* Start *
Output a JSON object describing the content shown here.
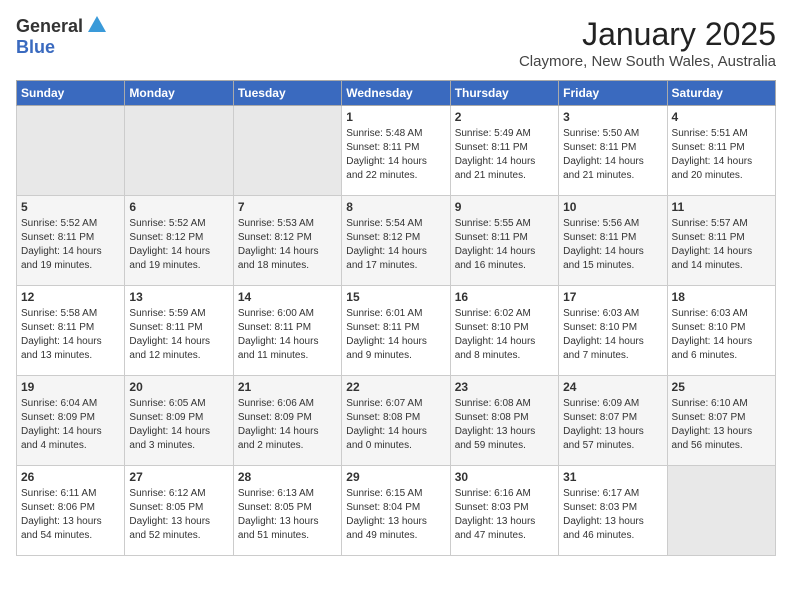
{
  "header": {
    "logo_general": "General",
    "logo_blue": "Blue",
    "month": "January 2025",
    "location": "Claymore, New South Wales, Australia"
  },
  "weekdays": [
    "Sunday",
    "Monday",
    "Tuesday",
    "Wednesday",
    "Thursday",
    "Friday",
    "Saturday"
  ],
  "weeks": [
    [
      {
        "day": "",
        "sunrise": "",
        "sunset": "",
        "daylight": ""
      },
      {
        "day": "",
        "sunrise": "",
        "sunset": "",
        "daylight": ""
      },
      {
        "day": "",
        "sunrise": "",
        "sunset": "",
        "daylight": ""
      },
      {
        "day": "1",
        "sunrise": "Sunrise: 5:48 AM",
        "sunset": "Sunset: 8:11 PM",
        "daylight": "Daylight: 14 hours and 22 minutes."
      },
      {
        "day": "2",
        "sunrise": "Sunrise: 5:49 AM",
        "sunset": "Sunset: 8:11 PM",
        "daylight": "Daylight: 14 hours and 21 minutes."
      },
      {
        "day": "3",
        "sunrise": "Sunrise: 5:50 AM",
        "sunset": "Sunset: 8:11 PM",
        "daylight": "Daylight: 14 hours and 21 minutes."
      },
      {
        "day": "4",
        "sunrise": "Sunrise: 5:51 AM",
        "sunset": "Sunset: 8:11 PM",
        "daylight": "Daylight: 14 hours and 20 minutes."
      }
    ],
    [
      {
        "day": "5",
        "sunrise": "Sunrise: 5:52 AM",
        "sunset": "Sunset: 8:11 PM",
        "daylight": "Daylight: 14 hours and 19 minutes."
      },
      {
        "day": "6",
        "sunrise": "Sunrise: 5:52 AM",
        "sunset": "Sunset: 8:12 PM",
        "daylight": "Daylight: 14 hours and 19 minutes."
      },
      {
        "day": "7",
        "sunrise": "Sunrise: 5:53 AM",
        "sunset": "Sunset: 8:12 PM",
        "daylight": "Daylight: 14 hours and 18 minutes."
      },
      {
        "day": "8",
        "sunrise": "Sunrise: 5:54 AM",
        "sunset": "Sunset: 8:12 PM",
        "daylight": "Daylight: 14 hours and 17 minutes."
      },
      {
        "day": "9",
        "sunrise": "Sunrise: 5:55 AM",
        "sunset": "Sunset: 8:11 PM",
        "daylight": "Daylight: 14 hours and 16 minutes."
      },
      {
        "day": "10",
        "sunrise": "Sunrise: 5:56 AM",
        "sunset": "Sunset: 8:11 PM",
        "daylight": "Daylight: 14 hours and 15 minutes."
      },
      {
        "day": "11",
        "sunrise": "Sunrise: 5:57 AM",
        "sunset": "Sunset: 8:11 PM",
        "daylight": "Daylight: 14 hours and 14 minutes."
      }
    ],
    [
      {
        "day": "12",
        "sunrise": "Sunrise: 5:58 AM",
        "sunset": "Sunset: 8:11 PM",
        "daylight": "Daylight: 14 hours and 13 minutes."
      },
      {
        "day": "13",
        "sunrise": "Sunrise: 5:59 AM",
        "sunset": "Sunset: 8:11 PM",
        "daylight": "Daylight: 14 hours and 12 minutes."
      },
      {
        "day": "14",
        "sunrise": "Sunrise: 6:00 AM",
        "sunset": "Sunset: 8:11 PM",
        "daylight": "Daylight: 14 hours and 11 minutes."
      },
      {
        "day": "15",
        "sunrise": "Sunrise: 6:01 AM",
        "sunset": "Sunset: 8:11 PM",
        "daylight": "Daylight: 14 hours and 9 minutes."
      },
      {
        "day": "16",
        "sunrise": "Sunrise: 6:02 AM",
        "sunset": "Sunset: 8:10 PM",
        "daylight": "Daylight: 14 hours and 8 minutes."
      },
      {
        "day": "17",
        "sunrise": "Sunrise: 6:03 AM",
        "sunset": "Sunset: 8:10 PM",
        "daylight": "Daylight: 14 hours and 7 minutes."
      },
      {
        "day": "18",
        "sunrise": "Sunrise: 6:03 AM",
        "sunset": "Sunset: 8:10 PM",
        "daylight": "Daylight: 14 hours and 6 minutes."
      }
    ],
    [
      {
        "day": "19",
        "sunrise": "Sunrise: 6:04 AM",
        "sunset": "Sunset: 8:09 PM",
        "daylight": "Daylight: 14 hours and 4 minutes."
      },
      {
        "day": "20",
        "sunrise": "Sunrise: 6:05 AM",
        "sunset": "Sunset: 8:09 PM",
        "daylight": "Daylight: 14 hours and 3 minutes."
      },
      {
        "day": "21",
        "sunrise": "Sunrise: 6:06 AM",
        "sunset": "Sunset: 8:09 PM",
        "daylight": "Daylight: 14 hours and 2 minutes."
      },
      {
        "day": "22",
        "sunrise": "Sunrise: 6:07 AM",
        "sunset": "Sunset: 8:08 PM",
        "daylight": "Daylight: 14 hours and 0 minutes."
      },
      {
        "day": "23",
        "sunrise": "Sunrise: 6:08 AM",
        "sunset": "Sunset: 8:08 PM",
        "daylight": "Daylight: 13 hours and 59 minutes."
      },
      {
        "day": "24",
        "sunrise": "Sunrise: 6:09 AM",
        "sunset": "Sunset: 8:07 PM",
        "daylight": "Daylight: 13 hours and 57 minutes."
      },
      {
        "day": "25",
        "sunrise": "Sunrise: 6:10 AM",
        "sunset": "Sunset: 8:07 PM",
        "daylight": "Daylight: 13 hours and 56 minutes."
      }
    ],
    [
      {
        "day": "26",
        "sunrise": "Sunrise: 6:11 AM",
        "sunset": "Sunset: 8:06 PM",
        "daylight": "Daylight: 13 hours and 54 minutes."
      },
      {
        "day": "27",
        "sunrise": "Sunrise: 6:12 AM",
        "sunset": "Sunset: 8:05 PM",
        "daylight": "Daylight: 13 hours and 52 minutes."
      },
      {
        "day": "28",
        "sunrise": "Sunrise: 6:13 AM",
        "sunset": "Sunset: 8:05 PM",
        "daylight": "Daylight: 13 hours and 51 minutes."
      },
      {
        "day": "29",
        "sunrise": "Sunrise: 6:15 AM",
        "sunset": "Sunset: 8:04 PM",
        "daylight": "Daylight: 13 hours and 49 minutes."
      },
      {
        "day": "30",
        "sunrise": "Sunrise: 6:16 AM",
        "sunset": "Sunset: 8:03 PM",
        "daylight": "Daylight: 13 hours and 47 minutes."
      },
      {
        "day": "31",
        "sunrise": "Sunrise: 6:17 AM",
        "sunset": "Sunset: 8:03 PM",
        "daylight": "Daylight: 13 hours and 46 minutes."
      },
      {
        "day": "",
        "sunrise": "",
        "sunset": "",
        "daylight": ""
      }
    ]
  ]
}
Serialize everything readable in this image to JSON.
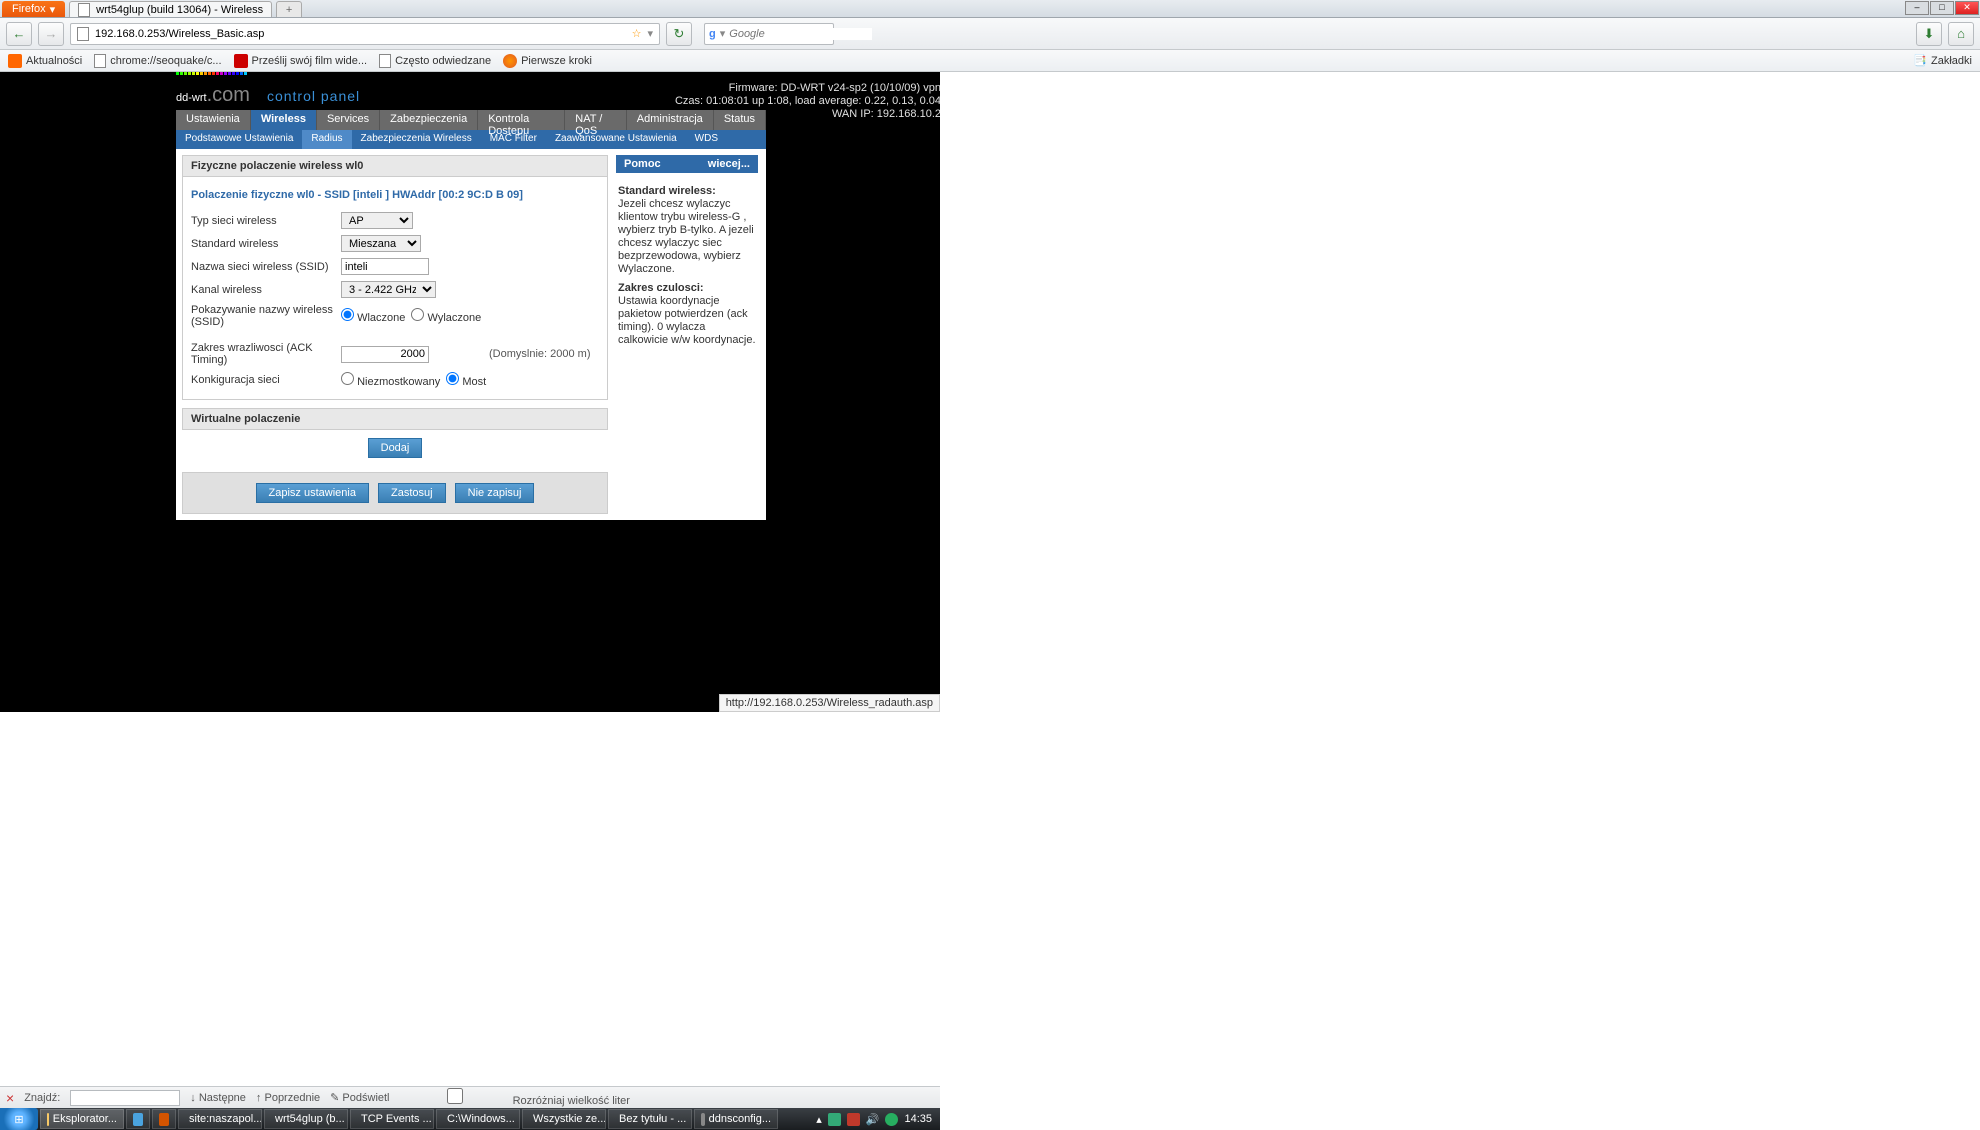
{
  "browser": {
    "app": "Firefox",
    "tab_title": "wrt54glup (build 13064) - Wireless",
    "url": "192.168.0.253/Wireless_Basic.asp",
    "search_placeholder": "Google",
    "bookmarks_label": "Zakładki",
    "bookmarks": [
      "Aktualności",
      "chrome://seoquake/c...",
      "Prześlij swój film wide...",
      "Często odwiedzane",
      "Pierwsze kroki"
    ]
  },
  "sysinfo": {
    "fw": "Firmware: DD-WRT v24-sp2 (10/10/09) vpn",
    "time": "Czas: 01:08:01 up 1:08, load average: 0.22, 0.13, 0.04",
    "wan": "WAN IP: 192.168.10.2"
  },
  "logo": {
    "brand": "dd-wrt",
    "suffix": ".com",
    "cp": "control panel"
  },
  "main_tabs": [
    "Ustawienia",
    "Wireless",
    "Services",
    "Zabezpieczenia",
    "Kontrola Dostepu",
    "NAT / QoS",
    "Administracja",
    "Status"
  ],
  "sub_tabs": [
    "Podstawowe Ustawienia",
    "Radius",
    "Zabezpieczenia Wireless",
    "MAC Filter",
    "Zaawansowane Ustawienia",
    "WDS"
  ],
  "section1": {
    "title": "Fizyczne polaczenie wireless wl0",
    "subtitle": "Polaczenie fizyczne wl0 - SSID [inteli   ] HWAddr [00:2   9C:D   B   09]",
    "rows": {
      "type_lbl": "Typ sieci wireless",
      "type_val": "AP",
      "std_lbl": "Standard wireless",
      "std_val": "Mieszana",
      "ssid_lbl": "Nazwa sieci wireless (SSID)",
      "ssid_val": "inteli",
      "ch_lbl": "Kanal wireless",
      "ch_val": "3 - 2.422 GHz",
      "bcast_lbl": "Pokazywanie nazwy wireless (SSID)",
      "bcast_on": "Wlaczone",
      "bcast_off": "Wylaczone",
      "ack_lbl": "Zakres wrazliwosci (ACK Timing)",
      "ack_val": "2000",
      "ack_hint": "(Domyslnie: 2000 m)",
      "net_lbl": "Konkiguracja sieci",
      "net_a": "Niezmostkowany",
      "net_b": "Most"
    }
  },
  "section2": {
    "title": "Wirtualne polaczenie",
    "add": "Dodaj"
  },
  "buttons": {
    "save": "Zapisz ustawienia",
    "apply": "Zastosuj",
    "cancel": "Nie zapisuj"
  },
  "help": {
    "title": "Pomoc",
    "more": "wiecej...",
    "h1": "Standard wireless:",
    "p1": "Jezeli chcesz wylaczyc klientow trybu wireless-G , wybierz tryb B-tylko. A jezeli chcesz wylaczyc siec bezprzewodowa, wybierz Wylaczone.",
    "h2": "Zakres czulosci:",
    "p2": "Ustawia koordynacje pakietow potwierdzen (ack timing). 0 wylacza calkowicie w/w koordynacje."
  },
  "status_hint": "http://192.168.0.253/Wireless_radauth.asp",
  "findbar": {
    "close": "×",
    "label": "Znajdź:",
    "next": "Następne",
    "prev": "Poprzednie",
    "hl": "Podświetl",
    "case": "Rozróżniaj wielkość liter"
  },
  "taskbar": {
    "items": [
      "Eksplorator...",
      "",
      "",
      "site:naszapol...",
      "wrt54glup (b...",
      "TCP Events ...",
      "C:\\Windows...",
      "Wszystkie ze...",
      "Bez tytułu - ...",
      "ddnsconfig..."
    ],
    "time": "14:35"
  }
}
* End *
* [The request]
Keep only the lines that hold the string "Zakres", and copy them out.

* [Final result]
      "ack_lbl": "Zakres wrazliwosci (ACK Timing)",
    "h2": "Zakres czulosci:",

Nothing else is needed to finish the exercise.